(Source data)
•••

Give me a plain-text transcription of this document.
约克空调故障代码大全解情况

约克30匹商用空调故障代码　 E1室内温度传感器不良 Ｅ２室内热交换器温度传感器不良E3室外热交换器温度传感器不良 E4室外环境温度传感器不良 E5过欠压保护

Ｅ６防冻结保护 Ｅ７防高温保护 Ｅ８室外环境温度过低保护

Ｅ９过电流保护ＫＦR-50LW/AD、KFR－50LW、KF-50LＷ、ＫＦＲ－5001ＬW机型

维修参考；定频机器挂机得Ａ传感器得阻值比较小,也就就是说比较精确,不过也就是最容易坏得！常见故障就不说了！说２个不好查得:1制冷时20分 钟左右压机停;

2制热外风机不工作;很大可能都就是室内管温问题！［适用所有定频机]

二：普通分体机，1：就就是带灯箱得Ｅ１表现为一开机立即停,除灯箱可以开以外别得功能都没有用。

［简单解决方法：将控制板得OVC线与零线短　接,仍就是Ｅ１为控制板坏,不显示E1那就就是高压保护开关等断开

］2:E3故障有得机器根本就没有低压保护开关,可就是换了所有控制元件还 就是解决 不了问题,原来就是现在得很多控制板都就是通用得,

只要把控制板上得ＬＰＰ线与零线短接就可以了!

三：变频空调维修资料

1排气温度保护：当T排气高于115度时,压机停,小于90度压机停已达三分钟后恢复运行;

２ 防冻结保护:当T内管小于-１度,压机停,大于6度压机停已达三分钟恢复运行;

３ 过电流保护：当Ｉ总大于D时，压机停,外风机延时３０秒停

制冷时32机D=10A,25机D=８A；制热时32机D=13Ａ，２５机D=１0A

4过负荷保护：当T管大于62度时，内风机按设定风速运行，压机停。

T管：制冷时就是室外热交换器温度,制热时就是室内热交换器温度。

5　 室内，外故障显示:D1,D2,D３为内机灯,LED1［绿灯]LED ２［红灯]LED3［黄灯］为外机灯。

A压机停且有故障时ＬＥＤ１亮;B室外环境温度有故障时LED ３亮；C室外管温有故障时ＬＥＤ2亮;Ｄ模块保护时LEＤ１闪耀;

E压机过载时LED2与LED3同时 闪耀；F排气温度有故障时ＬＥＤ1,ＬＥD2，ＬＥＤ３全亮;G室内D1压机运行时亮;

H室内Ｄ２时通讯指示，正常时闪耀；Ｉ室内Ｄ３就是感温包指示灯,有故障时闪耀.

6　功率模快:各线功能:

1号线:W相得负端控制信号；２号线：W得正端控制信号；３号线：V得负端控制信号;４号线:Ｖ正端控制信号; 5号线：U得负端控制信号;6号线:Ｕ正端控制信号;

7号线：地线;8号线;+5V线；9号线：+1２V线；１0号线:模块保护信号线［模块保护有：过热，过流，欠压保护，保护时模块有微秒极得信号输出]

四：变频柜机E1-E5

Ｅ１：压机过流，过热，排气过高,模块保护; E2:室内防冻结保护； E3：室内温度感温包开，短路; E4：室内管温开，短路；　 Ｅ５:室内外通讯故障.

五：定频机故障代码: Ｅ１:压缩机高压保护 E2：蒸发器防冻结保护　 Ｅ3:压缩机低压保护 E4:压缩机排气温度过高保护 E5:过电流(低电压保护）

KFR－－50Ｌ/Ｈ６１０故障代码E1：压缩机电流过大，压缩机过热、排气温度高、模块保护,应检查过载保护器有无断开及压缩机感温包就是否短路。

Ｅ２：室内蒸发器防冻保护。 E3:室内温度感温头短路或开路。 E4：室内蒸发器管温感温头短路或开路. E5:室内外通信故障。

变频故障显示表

•••

* **Exercise description**: Send back all of the entries exactly, with nothing missing.

* **Worked answer**:
Give me a plain-text transcription of this document.
约克空调故障代码大全解情况

约克30匹商用空调故障代码　 E1室内温度传感器不良 Ｅ２室内热交换器温度传感器不良E3室外热交换器温度传感器不良 E4室外环境温度传感器不良 E5过欠压保护

Ｅ６防冻结保护 Ｅ７防高温保护 Ｅ８室外环境温度过低保护

Ｅ９过电流保护ＫＦR-50LW/AD、KFR－50LW、KF-50LＷ、ＫＦＲ－5001ＬW机型

维修参考；定频机器挂机得Ａ传感器得阻值比较小,也就就是说比较精确,不过也就是最容易坏得！常见故障就不说了！说２个不好查得:1制冷时20分 钟左右压机停;

2制热外风机不工作;很大可能都就是室内管温问题！［适用所有定频机]

二：普通分体机，1：就就是带灯箱得Ｅ１表现为一开机立即停,除灯箱可以开以外别得功能都没有用。

［简单解决方法：将控制板得OVC线与零线短　接,仍就是Ｅ１为控制板坏,不显示E1那就就是高压保护开关等断开

］2:E3故障有得机器根本就没有低压保护开关,可就是换了所有控制元件还 就是解决 不了问题,原来就是现在得很多控制板都就是通用得,

只要把控制板上得ＬＰＰ线与零线短接就可以了!

三：变频空调维修资料

1排气温度保护：当T排气高于115度时,压机停,小于90度压机停已达三分钟后恢复运行;

２ 防冻结保护:当T内管小于-１度,压机停,大于6度压机停已达三分钟恢复运行;

３ 过电流保护：当Ｉ总大于D时，压机停,外风机延时３０秒停

制冷时32机D=10A,25机D=８A；制热时32机D=13Ａ，２５机D=１0A

4过负荷保护：当T管大于62度时，内风机按设定风速运行，压机停。

T管：制冷时就是室外热交换器温度,制热时就是室内热交换器温度。

5　 室内，外故障显示:D1,D2,D３为内机灯,LED1［绿灯]LED ２［红灯]LED3［黄灯］为外机灯。

A压机停且有故障时ＬＥＤ１亮;B室外环境温度有故障时LED ３亮；C室外管温有故障时ＬＥＤ2亮;Ｄ模块保护时LEＤ１闪耀;

E压机过载时LED2与LED3同时 闪耀；F排气温度有故障时ＬＥＤ1,ＬＥD2，ＬＥＤ３全亮;G室内D1压机运行时亮;

H室内Ｄ２时通讯指示，正常时闪耀；Ｉ室内Ｄ３就是感温包指示灯,有故障时闪耀.

6　功率模快:各线功能:

1号线:W相得负端控制信号；２号线：W得正端控制信号；３号线：V得负端控制信号;４号线:Ｖ正端控制信号; 5号线：U得负端控制信号;6号线:Ｕ正端控制信号;

7号线：地线;8号线;+5V线；9号线：+1２V线；１0号线:模块保护信号线［模块保护有：过热，过流，欠压保护，保护时模块有微秒极得信号输出]

四：变频柜机E1-E5

Ｅ１：压机过流，过热，排气过高,模块保护; E2:室内防冻结保护； E3：室内温度感温包开，短路; E4：室内管温开，短路；　 Ｅ５:室内外通讯故障.

五：定频机故障代码: Ｅ１:压缩机高压保护 E2：蒸发器防冻结保护　 Ｅ3:压缩机低压保护 E4:压缩机排气温度过高保护 E5:过电流(低电压保护）

KFR－－50Ｌ/Ｈ６１０故障代码E1：压缩机电流过大，压缩机过热、排气温度高、模块保护,应检查过载保护器有无断开及压缩机感温包就是否短路。

Ｅ２：室内蒸发器防冻保护。 E3:室内温度感温头短路或开路。 E4：室内蒸发器管温感温头短路或开路. E5:室内外通信故障。

变频故障显示表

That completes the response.